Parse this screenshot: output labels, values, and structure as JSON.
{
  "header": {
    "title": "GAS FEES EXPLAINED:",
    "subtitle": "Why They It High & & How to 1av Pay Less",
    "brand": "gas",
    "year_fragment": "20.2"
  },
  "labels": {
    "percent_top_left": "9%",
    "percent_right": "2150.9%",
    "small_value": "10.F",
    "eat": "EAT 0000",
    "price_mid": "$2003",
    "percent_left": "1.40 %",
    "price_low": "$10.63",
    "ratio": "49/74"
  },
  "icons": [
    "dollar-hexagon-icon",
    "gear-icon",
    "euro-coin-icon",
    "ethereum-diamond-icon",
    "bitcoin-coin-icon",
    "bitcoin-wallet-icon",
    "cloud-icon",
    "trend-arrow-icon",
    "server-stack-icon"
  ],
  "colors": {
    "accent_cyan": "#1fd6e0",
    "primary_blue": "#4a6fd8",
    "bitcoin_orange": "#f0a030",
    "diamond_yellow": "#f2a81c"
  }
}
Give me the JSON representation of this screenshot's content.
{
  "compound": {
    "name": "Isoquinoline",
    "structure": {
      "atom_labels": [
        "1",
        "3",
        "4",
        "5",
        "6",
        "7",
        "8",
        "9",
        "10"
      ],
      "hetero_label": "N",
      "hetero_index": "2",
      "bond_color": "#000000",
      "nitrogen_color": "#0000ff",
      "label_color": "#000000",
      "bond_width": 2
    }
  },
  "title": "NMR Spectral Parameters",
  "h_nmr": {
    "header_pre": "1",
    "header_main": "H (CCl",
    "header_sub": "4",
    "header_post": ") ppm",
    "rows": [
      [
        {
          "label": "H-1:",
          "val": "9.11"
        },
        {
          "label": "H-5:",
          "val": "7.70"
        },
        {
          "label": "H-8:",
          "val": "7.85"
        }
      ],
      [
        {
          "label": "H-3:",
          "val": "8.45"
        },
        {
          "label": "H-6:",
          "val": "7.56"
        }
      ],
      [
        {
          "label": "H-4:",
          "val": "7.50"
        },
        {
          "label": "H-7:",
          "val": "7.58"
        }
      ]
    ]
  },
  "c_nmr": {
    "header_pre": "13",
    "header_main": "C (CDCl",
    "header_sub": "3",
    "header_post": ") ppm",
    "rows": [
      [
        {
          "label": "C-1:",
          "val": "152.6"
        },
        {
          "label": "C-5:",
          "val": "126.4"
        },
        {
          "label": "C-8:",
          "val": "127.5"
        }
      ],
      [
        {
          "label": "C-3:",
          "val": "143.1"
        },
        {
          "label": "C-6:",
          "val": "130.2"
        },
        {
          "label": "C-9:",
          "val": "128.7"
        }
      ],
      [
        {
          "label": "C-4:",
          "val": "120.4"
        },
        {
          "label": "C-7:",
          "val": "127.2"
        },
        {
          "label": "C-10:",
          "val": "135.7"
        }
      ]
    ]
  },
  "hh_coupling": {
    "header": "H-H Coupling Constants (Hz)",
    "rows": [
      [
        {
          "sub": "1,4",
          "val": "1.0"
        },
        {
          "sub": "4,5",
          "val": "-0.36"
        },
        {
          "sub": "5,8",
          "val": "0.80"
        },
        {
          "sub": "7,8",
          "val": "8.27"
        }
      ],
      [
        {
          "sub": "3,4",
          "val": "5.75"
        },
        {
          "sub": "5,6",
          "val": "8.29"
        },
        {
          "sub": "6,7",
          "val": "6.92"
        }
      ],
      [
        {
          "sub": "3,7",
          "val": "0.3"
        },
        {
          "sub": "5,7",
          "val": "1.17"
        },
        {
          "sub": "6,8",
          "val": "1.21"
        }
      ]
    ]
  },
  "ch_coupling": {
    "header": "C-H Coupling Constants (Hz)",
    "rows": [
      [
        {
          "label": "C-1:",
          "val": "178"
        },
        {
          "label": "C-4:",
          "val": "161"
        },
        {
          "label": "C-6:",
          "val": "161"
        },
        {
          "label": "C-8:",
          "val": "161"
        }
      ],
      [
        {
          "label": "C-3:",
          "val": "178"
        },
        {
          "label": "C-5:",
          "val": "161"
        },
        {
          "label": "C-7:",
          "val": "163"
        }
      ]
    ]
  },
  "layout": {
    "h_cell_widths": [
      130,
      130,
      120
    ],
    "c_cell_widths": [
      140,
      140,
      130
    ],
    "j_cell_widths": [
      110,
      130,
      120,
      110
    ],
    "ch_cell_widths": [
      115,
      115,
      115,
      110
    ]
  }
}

### Direction
Go over the data above and copy every line that has the word "this" in it.

### Written reply
Parse this screenshot: output labels, values, and structure as JSON.
Give me the JSON representation of this screenshot's content.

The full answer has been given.